TASK PROMPT:
Where does the string "from" occur in the records below? Copy every line that holds it.

Dataset entries on figures:
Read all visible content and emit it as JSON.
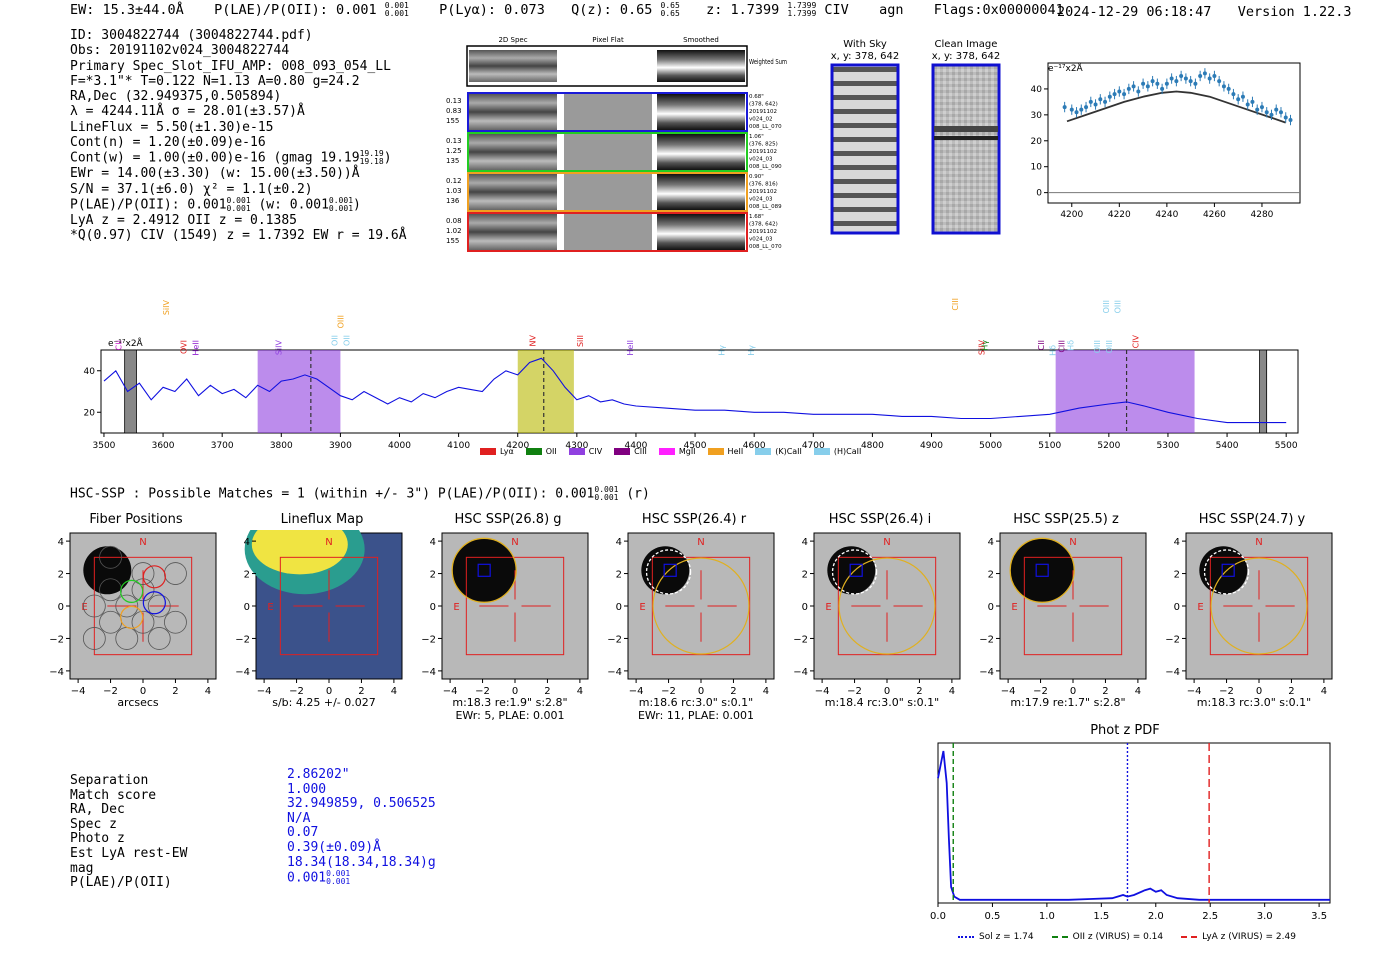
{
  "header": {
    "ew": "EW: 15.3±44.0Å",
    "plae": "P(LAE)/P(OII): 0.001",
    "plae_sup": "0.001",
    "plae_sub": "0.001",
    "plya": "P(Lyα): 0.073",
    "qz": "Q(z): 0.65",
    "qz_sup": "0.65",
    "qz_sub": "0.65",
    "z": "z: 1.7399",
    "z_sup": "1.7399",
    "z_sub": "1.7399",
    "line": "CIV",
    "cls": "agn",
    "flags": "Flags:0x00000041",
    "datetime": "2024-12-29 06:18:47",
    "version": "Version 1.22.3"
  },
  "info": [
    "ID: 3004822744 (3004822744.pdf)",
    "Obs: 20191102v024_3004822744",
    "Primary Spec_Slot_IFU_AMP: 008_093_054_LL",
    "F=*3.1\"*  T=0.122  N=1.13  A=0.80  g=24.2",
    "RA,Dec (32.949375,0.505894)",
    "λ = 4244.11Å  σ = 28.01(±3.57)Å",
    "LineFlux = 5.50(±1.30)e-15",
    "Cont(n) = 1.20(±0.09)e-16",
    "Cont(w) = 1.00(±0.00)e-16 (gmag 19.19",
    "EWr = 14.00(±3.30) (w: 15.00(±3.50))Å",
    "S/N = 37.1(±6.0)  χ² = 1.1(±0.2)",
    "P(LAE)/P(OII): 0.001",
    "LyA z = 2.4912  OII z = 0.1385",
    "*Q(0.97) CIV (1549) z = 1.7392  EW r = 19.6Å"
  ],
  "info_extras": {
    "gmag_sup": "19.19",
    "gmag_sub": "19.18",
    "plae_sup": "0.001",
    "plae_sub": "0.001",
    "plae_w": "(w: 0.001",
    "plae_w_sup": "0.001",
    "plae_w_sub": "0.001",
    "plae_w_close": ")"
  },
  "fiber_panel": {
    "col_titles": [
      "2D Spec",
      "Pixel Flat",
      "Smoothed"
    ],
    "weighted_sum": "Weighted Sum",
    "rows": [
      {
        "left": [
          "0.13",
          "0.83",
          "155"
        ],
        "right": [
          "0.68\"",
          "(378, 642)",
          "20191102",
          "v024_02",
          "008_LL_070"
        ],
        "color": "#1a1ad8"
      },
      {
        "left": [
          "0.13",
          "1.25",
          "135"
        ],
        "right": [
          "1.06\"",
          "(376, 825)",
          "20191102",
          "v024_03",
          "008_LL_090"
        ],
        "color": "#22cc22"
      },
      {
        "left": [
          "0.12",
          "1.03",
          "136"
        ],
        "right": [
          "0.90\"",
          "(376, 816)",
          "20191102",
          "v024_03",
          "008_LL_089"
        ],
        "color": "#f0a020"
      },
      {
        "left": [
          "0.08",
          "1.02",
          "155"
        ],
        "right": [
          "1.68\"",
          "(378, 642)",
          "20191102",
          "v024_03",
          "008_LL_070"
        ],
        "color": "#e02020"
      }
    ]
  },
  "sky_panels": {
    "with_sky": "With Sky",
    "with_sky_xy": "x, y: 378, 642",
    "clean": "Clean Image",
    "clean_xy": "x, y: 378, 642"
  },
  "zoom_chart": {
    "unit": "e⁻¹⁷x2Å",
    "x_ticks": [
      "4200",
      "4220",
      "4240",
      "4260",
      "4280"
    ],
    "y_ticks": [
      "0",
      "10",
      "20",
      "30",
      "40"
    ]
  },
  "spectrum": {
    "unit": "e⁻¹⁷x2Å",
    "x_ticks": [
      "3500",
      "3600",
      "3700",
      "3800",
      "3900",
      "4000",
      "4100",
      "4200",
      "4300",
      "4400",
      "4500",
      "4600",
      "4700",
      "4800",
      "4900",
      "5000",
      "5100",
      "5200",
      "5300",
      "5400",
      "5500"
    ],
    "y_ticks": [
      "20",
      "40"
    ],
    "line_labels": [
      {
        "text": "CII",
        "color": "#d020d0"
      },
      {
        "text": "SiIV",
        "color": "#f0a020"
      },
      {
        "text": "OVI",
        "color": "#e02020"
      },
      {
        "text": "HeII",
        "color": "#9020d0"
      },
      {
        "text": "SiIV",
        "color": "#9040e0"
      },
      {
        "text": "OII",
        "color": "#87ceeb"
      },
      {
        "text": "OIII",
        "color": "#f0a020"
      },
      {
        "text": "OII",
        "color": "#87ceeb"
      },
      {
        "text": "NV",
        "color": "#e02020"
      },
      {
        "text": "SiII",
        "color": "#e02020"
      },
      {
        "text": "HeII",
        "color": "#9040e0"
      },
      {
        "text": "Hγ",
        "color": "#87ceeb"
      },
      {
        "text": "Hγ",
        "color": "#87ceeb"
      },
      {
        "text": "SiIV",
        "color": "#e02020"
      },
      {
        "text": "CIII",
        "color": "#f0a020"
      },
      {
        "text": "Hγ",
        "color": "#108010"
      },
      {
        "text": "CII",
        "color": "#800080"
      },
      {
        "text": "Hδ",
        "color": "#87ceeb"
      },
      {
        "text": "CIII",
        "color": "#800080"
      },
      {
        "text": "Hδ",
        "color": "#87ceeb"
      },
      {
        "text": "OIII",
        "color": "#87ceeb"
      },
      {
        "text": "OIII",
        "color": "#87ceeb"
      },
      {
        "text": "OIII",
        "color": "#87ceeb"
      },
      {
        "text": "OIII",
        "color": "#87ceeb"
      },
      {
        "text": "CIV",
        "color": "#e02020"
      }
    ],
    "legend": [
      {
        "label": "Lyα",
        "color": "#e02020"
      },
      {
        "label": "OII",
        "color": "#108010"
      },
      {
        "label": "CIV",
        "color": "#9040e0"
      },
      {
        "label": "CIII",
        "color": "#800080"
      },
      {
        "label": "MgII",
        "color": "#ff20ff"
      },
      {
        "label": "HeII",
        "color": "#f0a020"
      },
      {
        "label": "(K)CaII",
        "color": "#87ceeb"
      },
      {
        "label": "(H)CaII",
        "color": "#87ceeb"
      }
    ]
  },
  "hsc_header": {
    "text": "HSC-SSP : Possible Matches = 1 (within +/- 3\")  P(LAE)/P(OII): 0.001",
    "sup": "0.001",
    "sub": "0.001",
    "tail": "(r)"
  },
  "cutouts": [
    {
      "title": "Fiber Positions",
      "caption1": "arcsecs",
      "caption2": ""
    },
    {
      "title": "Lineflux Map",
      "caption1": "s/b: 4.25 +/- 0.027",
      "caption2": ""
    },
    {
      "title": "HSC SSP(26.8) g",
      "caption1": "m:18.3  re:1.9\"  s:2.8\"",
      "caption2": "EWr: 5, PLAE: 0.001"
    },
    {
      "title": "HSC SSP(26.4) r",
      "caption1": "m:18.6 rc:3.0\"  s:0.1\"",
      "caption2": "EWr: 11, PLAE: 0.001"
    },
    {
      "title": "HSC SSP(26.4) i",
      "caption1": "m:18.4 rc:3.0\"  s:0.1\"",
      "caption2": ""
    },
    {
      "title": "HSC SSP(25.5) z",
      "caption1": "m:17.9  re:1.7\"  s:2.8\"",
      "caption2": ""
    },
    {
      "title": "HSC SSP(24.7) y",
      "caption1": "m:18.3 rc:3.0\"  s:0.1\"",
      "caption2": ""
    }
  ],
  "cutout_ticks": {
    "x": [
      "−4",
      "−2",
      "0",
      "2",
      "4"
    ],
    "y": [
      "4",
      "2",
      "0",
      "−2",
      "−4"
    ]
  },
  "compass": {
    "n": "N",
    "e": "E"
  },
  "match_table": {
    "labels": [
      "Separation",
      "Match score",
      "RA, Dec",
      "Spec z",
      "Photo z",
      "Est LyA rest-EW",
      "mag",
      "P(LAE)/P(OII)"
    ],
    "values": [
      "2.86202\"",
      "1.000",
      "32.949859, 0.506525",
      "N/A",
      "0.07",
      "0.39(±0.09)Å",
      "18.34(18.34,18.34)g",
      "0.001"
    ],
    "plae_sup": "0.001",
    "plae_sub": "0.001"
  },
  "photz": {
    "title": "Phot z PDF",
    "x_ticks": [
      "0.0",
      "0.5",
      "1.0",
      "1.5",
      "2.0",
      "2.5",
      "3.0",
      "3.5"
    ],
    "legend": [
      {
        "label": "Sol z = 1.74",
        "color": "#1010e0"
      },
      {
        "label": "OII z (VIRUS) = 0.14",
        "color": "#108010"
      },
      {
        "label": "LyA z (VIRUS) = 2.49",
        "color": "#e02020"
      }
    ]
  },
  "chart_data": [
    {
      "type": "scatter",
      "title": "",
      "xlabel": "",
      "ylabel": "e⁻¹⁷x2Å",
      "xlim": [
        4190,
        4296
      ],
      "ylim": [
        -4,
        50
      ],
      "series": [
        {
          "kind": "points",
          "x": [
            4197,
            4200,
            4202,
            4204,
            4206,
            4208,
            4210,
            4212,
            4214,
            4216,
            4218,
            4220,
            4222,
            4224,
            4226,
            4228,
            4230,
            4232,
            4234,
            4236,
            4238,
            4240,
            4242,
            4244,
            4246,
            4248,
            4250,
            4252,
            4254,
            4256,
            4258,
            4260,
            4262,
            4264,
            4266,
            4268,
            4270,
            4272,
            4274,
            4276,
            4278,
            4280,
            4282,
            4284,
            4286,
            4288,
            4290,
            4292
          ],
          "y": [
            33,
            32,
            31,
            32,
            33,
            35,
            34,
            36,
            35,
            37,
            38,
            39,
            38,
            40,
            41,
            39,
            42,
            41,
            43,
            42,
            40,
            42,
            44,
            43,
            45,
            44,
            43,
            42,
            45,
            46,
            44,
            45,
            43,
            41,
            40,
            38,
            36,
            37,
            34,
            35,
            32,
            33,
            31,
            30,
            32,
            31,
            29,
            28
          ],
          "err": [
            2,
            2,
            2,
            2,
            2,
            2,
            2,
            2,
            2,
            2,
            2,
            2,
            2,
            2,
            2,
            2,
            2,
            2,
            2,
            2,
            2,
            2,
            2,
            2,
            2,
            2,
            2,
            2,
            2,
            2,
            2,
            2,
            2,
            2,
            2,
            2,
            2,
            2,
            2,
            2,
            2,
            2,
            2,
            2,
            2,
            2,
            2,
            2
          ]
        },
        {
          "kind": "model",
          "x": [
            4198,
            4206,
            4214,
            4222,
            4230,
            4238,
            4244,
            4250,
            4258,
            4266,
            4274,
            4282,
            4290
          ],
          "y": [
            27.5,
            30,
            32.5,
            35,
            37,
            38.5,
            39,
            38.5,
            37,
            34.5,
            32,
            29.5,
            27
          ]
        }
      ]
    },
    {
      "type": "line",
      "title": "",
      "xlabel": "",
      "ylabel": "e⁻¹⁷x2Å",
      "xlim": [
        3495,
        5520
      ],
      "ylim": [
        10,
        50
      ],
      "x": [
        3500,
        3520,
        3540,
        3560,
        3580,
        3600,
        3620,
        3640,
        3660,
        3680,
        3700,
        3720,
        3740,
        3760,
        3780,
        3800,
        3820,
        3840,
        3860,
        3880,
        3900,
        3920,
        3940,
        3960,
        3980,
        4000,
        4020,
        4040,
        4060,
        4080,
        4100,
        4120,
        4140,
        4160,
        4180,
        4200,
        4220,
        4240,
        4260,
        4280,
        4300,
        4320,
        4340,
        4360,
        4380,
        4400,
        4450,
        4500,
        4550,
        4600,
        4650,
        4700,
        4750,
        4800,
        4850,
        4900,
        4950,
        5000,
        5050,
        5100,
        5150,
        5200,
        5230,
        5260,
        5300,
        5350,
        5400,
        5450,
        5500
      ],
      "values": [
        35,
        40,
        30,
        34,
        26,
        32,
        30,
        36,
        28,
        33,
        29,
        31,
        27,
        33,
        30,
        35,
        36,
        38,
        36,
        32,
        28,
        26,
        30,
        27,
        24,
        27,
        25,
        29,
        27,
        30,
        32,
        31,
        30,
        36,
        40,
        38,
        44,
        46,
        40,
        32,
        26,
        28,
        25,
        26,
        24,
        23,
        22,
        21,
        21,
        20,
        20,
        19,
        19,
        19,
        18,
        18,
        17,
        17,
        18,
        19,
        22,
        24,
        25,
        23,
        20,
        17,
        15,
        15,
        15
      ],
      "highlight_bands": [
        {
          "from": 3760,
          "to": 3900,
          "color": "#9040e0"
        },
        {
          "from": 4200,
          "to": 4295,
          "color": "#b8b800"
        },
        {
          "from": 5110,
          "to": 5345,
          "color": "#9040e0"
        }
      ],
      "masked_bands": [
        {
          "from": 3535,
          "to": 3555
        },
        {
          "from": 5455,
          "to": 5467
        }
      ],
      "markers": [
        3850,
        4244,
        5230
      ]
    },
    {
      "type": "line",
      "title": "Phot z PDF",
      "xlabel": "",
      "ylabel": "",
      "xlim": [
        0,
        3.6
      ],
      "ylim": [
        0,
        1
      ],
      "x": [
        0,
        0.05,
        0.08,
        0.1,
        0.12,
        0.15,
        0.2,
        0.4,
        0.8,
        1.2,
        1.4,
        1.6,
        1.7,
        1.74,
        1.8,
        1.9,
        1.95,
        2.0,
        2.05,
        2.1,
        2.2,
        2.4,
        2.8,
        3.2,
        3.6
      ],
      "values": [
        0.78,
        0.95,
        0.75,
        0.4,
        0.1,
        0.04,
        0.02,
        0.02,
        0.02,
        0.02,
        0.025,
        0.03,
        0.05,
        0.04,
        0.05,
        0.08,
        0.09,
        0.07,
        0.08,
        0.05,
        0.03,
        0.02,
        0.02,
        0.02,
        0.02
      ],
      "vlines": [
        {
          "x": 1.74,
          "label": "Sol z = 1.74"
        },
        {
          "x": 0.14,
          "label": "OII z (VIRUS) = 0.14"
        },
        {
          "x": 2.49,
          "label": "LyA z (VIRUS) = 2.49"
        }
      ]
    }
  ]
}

OUTPUT FOR THIS TASK:
          "from": 3760,
          "from": 4200,
          "from": 5110,
          "from": 3535,
          "from": 5455,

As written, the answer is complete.